Collected data
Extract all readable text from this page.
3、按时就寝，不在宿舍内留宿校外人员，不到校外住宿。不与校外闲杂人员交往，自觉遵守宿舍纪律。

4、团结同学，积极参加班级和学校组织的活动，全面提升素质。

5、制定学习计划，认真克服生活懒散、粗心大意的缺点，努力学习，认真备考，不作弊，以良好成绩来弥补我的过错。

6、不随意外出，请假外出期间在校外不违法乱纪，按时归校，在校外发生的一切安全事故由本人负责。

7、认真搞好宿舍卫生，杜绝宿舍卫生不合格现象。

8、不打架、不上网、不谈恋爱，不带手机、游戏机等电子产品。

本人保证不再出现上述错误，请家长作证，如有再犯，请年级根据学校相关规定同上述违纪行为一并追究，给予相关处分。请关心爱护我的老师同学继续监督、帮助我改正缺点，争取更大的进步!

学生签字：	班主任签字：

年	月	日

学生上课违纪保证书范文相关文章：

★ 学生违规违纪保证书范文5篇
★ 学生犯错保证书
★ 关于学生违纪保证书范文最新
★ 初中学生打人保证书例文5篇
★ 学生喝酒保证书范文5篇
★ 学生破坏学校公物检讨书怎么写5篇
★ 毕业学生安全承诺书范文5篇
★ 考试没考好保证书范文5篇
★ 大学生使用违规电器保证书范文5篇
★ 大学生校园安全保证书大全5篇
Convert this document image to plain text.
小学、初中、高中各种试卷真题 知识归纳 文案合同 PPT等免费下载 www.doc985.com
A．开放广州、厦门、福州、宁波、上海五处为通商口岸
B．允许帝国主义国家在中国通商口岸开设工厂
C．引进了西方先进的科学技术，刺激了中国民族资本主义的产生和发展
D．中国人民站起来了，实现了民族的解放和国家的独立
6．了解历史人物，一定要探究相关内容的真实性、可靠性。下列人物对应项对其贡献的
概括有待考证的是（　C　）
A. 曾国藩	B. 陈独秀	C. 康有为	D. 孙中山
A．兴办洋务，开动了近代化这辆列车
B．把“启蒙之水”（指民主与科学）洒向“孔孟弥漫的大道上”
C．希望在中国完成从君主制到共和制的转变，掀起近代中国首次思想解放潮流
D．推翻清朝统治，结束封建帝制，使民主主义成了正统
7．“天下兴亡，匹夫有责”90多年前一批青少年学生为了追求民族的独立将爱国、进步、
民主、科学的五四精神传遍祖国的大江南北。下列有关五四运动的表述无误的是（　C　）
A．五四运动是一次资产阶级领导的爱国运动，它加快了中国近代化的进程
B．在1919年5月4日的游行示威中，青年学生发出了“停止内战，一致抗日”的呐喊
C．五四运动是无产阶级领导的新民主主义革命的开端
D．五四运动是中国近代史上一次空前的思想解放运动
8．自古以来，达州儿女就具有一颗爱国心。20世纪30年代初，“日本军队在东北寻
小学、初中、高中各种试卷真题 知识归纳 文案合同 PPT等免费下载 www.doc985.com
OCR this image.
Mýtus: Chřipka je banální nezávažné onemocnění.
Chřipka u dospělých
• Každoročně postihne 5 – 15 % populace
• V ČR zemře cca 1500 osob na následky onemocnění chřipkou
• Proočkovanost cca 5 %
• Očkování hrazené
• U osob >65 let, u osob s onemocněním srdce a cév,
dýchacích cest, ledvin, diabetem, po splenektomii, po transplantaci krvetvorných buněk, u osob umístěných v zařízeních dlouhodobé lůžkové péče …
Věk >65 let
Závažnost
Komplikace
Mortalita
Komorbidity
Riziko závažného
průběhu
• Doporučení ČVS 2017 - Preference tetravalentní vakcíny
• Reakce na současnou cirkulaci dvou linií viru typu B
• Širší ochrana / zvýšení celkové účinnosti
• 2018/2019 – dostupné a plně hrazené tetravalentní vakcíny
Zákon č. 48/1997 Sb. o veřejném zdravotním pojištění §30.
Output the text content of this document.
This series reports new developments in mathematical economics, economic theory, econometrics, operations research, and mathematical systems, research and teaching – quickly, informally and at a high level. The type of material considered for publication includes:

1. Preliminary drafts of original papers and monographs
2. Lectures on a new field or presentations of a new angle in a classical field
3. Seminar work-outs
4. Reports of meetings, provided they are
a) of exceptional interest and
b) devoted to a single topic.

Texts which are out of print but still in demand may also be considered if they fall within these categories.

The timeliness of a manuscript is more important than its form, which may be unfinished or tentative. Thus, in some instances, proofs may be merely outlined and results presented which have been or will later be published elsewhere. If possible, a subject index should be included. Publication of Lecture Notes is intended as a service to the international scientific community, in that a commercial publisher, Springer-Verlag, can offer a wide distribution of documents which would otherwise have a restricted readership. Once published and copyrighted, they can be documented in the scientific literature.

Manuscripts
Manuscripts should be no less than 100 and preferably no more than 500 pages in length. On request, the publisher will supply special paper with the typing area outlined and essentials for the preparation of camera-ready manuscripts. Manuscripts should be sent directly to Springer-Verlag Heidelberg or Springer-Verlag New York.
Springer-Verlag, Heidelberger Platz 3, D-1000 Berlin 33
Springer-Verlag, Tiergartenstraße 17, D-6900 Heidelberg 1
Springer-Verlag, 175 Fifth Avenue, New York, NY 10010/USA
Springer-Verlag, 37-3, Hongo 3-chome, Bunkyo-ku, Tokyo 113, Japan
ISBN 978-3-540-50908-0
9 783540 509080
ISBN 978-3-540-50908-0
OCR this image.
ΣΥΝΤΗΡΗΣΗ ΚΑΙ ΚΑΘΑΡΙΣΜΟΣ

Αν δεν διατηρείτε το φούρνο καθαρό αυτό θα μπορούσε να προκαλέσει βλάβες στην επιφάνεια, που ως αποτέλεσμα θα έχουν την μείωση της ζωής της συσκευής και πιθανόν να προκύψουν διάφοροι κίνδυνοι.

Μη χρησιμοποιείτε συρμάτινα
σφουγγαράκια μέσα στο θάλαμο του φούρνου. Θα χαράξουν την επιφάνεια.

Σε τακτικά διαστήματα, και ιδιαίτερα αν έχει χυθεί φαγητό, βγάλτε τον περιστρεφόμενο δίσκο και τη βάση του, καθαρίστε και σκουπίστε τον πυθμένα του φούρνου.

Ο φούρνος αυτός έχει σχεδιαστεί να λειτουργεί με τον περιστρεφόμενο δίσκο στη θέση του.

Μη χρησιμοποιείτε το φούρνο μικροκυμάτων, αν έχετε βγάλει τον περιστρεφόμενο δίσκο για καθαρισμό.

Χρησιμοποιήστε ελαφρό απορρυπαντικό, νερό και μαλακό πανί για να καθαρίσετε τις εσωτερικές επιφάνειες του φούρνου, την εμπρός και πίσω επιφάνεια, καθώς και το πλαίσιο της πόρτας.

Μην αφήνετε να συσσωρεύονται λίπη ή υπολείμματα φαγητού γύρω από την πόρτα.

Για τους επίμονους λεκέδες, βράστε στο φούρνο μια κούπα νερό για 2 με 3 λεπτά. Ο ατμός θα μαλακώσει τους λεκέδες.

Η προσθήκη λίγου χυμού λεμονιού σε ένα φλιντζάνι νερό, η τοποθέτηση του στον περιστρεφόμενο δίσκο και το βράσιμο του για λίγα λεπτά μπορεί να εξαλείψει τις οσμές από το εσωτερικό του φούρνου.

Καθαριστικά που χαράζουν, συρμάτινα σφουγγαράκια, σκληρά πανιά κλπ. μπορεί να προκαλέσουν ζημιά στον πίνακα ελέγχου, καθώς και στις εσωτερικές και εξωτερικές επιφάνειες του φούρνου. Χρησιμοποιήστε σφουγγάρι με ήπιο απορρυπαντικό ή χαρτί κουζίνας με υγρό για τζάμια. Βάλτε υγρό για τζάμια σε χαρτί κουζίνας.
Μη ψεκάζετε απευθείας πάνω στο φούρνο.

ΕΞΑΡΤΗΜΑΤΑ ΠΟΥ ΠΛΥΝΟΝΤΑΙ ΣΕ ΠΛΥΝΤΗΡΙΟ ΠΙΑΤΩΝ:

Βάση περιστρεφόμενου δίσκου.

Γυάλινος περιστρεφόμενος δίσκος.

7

> Given task
For each line in the data above that contains the string "καθώς", extract the line.

> Solution to the exercise
Χρησιμοποιήστε ελαφρό απορρυπαντικό, νερό και μαλακό πανί για να καθαρίσετε τις εσωτερικές επιφάνειες του φούρνου, την εμπρός και πίσω επιφάνεια, καθώς και το πλαίσιο της πόρτας.
Καθαριστικά που χαράζουν, συρμάτινα σφουγγαράκια, σκληρά πανιά κλπ. μπορεί να προκαλέσουν ζημιά στον πίνακα ελέγχου, καθώς και στις εσωτερικές και εξωτερικές επιφάνειες του φούρνου. Χρησιμοποιήστε σφουγγάρι με ήπιο απορρυπαντικό ή χαρτί κουζίνας με υγρό για τζάμια. Βάλτε υγρό για τζάμια σε χαρτί κουζίνας.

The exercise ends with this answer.